- [Challenge]: Transcribe every line of the records verbatim.

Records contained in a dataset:
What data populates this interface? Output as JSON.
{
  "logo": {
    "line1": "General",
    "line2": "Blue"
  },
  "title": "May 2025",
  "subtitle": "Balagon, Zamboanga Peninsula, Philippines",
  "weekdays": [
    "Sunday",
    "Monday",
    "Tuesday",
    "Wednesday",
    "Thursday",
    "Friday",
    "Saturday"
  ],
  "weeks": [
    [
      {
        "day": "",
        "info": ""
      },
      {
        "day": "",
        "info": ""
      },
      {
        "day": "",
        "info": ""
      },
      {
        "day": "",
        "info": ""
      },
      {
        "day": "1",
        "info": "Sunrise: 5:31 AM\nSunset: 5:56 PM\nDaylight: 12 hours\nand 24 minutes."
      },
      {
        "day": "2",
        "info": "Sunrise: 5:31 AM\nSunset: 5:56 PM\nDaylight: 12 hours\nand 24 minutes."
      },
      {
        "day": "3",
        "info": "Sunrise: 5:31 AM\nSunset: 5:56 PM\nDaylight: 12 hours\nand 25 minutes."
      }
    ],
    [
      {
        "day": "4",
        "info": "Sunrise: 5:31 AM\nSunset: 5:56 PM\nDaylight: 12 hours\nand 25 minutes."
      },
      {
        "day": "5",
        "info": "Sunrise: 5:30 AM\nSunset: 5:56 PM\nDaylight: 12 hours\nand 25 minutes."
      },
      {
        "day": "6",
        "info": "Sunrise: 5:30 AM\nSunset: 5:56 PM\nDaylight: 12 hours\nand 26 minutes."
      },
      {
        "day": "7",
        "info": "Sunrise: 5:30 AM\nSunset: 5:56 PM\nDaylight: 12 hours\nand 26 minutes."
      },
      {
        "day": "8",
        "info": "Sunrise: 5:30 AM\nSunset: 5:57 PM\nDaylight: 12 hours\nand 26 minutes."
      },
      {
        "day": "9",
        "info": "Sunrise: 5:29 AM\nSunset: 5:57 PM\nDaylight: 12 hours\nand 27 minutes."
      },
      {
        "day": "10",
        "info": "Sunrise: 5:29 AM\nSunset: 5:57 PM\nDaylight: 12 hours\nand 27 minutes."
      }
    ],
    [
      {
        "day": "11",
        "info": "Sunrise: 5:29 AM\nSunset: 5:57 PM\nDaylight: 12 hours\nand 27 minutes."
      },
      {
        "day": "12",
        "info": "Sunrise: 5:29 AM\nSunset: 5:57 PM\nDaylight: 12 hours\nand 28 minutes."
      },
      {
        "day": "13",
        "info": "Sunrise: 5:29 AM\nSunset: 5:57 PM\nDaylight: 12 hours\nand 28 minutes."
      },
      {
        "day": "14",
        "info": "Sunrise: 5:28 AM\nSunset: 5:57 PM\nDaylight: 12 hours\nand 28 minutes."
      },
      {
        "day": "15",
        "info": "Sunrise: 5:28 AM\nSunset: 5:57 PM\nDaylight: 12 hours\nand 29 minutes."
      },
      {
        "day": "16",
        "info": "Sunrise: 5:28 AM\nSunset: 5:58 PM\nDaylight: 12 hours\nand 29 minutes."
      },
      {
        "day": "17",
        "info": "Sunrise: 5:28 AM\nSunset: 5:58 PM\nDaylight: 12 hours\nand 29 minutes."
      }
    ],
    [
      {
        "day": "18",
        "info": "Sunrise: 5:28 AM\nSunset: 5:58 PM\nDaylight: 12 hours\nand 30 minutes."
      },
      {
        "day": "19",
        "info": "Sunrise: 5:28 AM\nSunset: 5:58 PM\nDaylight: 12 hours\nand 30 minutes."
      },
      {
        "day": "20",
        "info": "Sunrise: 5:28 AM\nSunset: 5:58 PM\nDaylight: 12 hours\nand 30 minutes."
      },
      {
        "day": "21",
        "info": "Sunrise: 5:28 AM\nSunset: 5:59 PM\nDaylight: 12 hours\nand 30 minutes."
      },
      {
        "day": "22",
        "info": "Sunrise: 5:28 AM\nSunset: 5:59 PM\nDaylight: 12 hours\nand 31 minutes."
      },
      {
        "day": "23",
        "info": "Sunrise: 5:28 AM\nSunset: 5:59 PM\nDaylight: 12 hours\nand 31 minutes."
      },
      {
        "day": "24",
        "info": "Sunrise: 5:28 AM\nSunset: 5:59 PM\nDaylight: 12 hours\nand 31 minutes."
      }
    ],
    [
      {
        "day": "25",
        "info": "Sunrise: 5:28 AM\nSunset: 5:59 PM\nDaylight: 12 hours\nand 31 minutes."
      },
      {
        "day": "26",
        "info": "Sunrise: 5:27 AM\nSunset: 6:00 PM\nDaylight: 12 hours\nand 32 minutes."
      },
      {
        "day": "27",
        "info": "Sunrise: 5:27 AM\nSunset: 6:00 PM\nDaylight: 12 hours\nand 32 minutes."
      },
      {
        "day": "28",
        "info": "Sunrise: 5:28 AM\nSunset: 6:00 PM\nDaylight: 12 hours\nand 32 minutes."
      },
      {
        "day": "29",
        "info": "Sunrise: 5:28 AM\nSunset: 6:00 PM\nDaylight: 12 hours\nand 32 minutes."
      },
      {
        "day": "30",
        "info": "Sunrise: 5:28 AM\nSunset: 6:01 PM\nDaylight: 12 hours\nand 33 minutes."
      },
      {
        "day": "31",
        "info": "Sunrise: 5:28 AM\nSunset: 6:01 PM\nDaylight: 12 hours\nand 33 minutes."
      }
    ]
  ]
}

- [Exercise result]:
What data populates this interface? Output as JSON.
{
  "logo": {
    "line1": "General",
    "line2": "Blue"
  },
  "title": "May 2025",
  "subtitle": "Balagon, Zamboanga Peninsula, Philippines",
  "weekdays": [
    "Sunday",
    "Monday",
    "Tuesday",
    "Wednesday",
    "Thursday",
    "Friday",
    "Saturday"
  ],
  "weeks": [
    [
      {
        "day": "",
        "info": ""
      },
      {
        "day": "",
        "info": ""
      },
      {
        "day": "",
        "info": ""
      },
      {
        "day": "",
        "info": ""
      },
      {
        "day": "1",
        "info": "Sunrise: 5:31 AM\nSunset: 5:56 PM\nDaylight: 12 hours\nand 24 minutes."
      },
      {
        "day": "2",
        "info": "Sunrise: 5:31 AM\nSunset: 5:56 PM\nDaylight: 12 hours\nand 24 minutes."
      },
      {
        "day": "3",
        "info": "Sunrise: 5:31 AM\nSunset: 5:56 PM\nDaylight: 12 hours\nand 25 minutes."
      }
    ],
    [
      {
        "day": "4",
        "info": "Sunrise: 5:31 AM\nSunset: 5:56 PM\nDaylight: 12 hours\nand 25 minutes."
      },
      {
        "day": "5",
        "info": "Sunrise: 5:30 AM\nSunset: 5:56 PM\nDaylight: 12 hours\nand 25 minutes."
      },
      {
        "day": "6",
        "info": "Sunrise: 5:30 AM\nSunset: 5:56 PM\nDaylight: 12 hours\nand 26 minutes."
      },
      {
        "day": "7",
        "info": "Sunrise: 5:30 AM\nSunset: 5:56 PM\nDaylight: 12 hours\nand 26 minutes."
      },
      {
        "day": "8",
        "info": "Sunrise: 5:30 AM\nSunset: 5:57 PM\nDaylight: 12 hours\nand 26 minutes."
      },
      {
        "day": "9",
        "info": "Sunrise: 5:29 AM\nSunset: 5:57 PM\nDaylight: 12 hours\nand 27 minutes."
      },
      {
        "day": "10",
        "info": "Sunrise: 5:29 AM\nSunset: 5:57 PM\nDaylight: 12 hours\nand 27 minutes."
      }
    ],
    [
      {
        "day": "11",
        "info": "Sunrise: 5:29 AM\nSunset: 5:57 PM\nDaylight: 12 hours\nand 27 minutes."
      },
      {
        "day": "12",
        "info": "Sunrise: 5:29 AM\nSunset: 5:57 PM\nDaylight: 12 hours\nand 28 minutes."
      },
      {
        "day": "13",
        "info": "Sunrise: 5:29 AM\nSunset: 5:57 PM\nDaylight: 12 hours\nand 28 minutes."
      },
      {
        "day": "14",
        "info": "Sunrise: 5:28 AM\nSunset: 5:57 PM\nDaylight: 12 hours\nand 28 minutes."
      },
      {
        "day": "15",
        "info": "Sunrise: 5:28 AM\nSunset: 5:57 PM\nDaylight: 12 hours\nand 29 minutes."
      },
      {
        "day": "16",
        "info": "Sunrise: 5:28 AM\nSunset: 5:58 PM\nDaylight: 12 hours\nand 29 minutes."
      },
      {
        "day": "17",
        "info": "Sunrise: 5:28 AM\nSunset: 5:58 PM\nDaylight: 12 hours\nand 29 minutes."
      }
    ],
    [
      {
        "day": "18",
        "info": "Sunrise: 5:28 AM\nSunset: 5:58 PM\nDaylight: 12 hours\nand 30 minutes."
      },
      {
        "day": "19",
        "info": "Sunrise: 5:28 AM\nSunset: 5:58 PM\nDaylight: 12 hours\nand 30 minutes."
      },
      {
        "day": "20",
        "info": "Sunrise: 5:28 AM\nSunset: 5:58 PM\nDaylight: 12 hours\nand 30 minutes."
      },
      {
        "day": "21",
        "info": "Sunrise: 5:28 AM\nSunset: 5:59 PM\nDaylight: 12 hours\nand 30 minutes."
      },
      {
        "day": "22",
        "info": "Sunrise: 5:28 AM\nSunset: 5:59 PM\nDaylight: 12 hours\nand 31 minutes."
      },
      {
        "day": "23",
        "info": "Sunrise: 5:28 AM\nSunset: 5:59 PM\nDaylight: 12 hours\nand 31 minutes."
      },
      {
        "day": "24",
        "info": "Sunrise: 5:28 AM\nSunset: 5:59 PM\nDaylight: 12 hours\nand 31 minutes."
      }
    ],
    [
      {
        "day": "25",
        "info": "Sunrise: 5:28 AM\nSunset: 5:59 PM\nDaylight: 12 hours\nand 31 minutes."
      },
      {
        "day": "26",
        "info": "Sunrise: 5:27 AM\nSunset: 6:00 PM\nDaylight: 12 hours\nand 32 minutes."
      },
      {
        "day": "27",
        "info": "Sunrise: 5:27 AM\nSunset: 6:00 PM\nDaylight: 12 hours\nand 32 minutes."
      },
      {
        "day": "28",
        "info": "Sunrise: 5:28 AM\nSunset: 6:00 PM\nDaylight: 12 hours\nand 32 minutes."
      },
      {
        "day": "29",
        "info": "Sunrise: 5:28 AM\nSunset: 6:00 PM\nDaylight: 12 hours\nand 32 minutes."
      },
      {
        "day": "30",
        "info": "Sunrise: 5:28 AM\nSunset: 6:01 PM\nDaylight: 12 hours\nand 33 minutes."
      },
      {
        "day": "31",
        "info": "Sunrise: 5:28 AM\nSunset: 6:01 PM\nDaylight: 12 hours\nand 33 minutes."
      }
    ]
  ]
}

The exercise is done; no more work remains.